• Record excerpts:
════════

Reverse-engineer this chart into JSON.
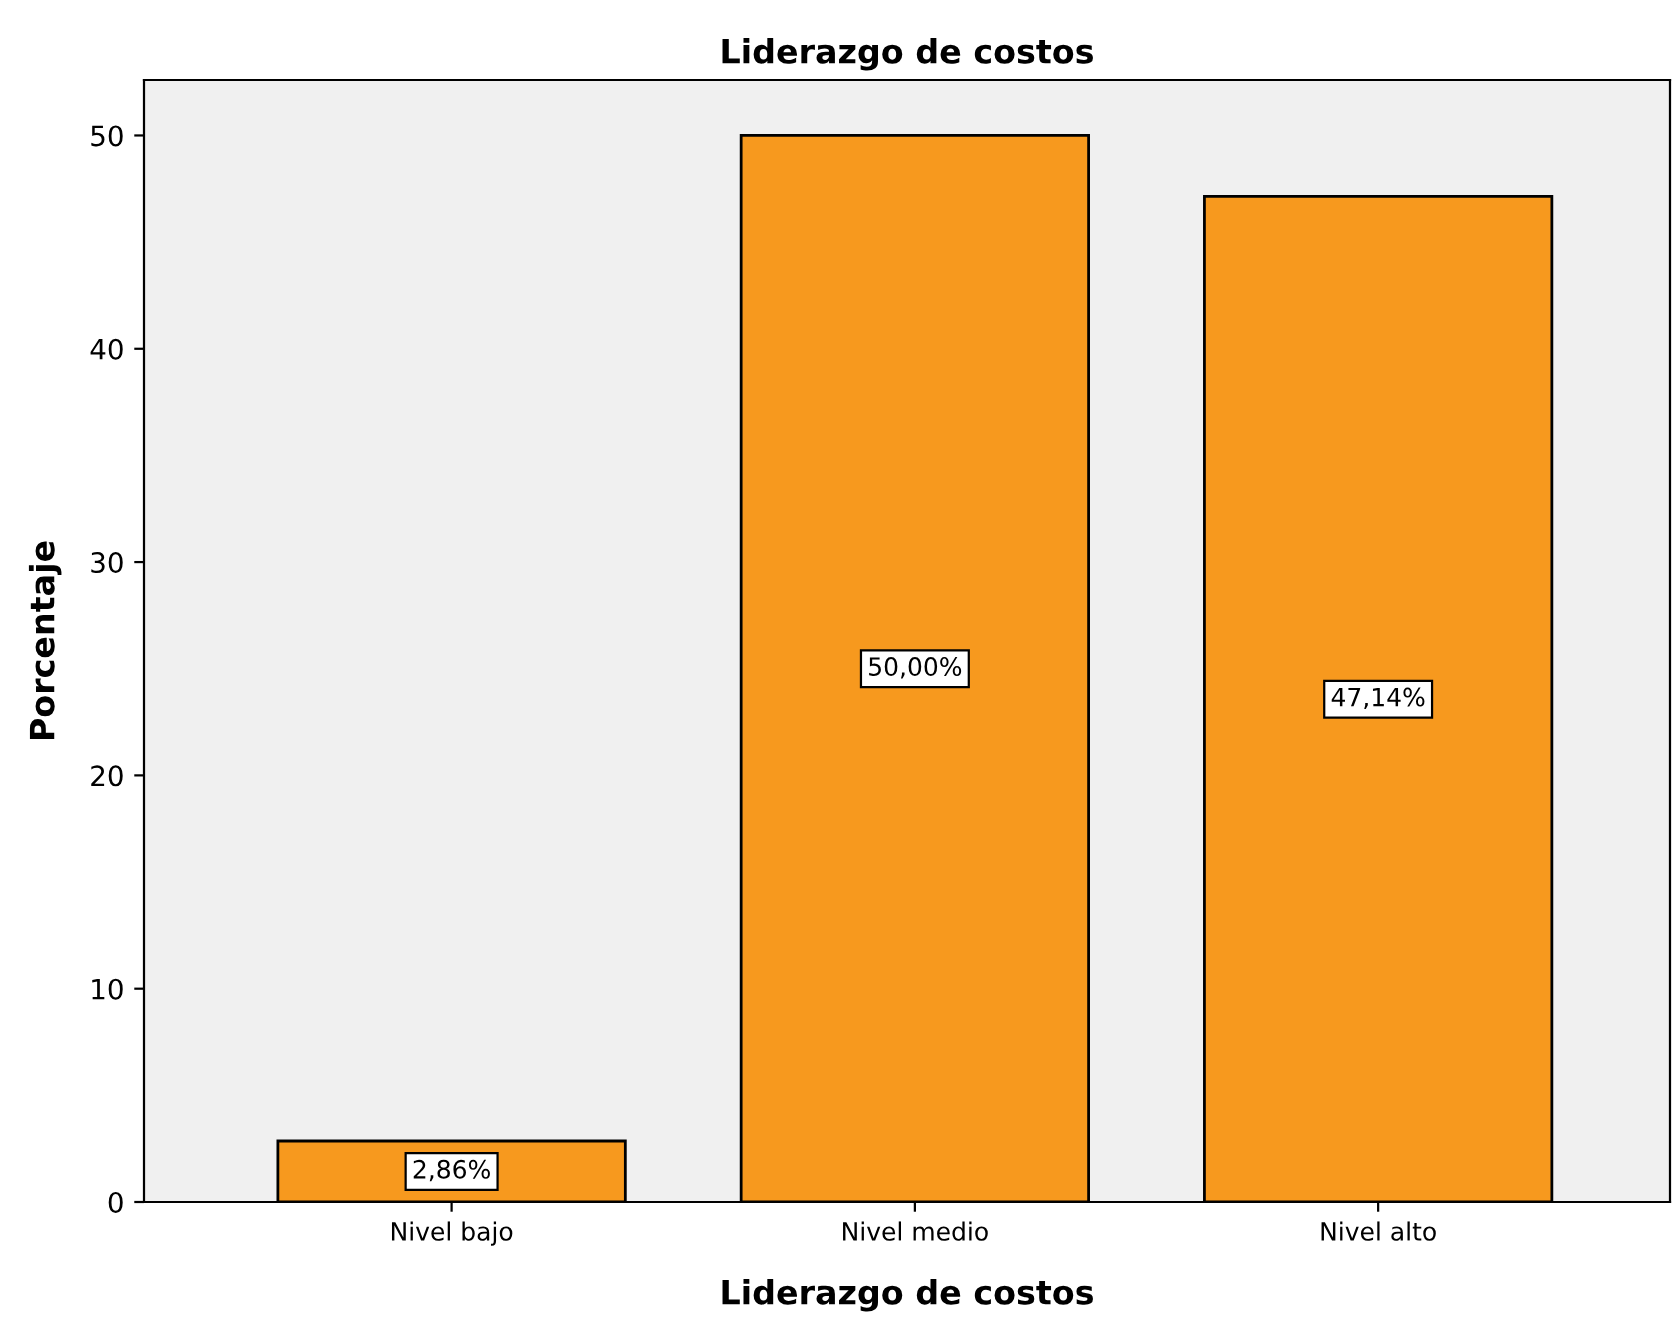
{
  "chart_data": {
    "type": "bar",
    "title": "Liderazgo de costos",
    "xlabel": "Liderazgo de costos",
    "ylabel": "Porcentaje",
    "categories": [
      "Nivel bajo",
      "Nivel medio",
      "Nivel alto"
    ],
    "values": [
      2.86,
      50.0,
      47.14
    ],
    "value_labels": [
      "2,86%",
      "50,00%",
      "47,14%"
    ],
    "color": "#f7991e",
    "ylim": [
      0,
      52.6
    ],
    "yticks": [
      0,
      10,
      20,
      30,
      40,
      50
    ],
    "grid": false
  }
}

════════

• Exercise prompt: Return every line from the records above that holds the word "Liderazgo".

• Full response:
    "title": "Liderazgo de costos",
    "xlabel": "Liderazgo de costos",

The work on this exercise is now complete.